** begin Data rows **

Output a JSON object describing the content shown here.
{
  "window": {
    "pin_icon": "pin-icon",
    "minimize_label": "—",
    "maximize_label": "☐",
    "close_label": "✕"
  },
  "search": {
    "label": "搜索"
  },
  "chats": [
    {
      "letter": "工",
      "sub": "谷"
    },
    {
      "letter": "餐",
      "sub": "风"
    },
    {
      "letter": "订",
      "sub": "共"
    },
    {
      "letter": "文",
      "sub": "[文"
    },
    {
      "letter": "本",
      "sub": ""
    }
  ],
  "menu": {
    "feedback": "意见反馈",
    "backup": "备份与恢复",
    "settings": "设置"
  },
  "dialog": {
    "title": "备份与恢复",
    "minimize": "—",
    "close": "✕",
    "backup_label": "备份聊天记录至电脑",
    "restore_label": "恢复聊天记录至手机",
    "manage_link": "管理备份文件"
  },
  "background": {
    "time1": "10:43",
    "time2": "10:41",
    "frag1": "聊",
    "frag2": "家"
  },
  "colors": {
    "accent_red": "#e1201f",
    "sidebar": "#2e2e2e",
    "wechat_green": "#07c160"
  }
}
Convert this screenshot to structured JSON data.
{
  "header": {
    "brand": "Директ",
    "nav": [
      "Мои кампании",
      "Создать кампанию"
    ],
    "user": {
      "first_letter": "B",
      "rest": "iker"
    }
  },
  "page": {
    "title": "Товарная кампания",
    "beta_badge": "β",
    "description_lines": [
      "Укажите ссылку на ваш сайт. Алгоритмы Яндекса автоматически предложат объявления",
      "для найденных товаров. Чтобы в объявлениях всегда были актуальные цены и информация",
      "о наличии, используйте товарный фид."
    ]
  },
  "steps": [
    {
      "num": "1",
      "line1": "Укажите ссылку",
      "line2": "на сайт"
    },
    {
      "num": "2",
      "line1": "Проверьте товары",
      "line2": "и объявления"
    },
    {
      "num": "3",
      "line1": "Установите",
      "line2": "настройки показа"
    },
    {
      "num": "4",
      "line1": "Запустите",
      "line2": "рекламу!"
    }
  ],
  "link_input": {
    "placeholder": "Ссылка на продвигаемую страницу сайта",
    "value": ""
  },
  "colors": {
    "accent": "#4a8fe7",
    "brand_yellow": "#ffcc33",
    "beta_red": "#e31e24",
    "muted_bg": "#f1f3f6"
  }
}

** end Data rows **

◆ What you should do ◆
Could you quote the material above in full, exactly as it stands?

◆ Solution to this problem ◆
Output a JSON object describing the content shown here.
{
  "window": {
    "pin_icon": "pin-icon",
    "minimize_label": "—",
    "maximize_label": "☐",
    "close_label": "✕"
  },
  "search": {
    "label": "搜索"
  },
  "chats": [
    {
      "letter": "工",
      "sub": "谷"
    },
    {
      "letter": "餐",
      "sub": "风"
    },
    {
      "letter": "订",
      "sub": "共"
    },
    {
      "letter": "文",
      "sub": "[文"
    },
    {
      "letter": "本",
      "sub": ""
    }
  ],
  "menu": {
    "feedback": "意见反馈",
    "backup": "备份与恢复",
    "settings": "设置"
  },
  "dialog": {
    "title": "备份与恢复",
    "minimize": "—",
    "close": "✕",
    "backup_label": "备份聊天记录至电脑",
    "restore_label": "恢复聊天记录至手机",
    "manage_link": "管理备份文件"
  },
  "background": {
    "time1": "10:43",
    "time2": "10:41",
    "frag1": "聊",
    "frag2": "家"
  },
  "colors": {
    "accent_red": "#e1201f",
    "sidebar": "#2e2e2e",
    "wechat_green": "#07c160"
  }
}
Convert this screenshot to structured JSON data.
{
  "header": {
    "brand": "Директ",
    "nav": [
      "Мои кампании",
      "Создать кампанию"
    ],
    "user": {
      "first_letter": "B",
      "rest": "iker"
    }
  },
  "page": {
    "title": "Товарная кампания",
    "beta_badge": "β",
    "description_lines": [
      "Укажите ссылку на ваш сайт. Алгоритмы Яндекса автоматически предложат объявления",
      "для найденных товаров. Чтобы в объявлениях всегда были актуальные цены и информация",
      "о наличии, используйте товарный фид."
    ]
  },
  "steps": [
    {
      "num": "1",
      "line1": "Укажите ссылку",
      "line2": "на сайт"
    },
    {
      "num": "2",
      "line1": "Проверьте товары",
      "line2": "и объявления"
    },
    {
      "num": "3",
      "line1": "Установите",
      "line2": "настройки показа"
    },
    {
      "num": "4",
      "line1": "Запустите",
      "line2": "рекламу!"
    }
  ],
  "link_input": {
    "placeholder": "Ссылка на продвигаемую страницу сайта",
    "value": ""
  },
  "colors": {
    "accent": "#4a8fe7",
    "brand_yellow": "#ffcc33",
    "beta_red": "#e31e24",
    "muted_bg": "#f1f3f6"
  }
}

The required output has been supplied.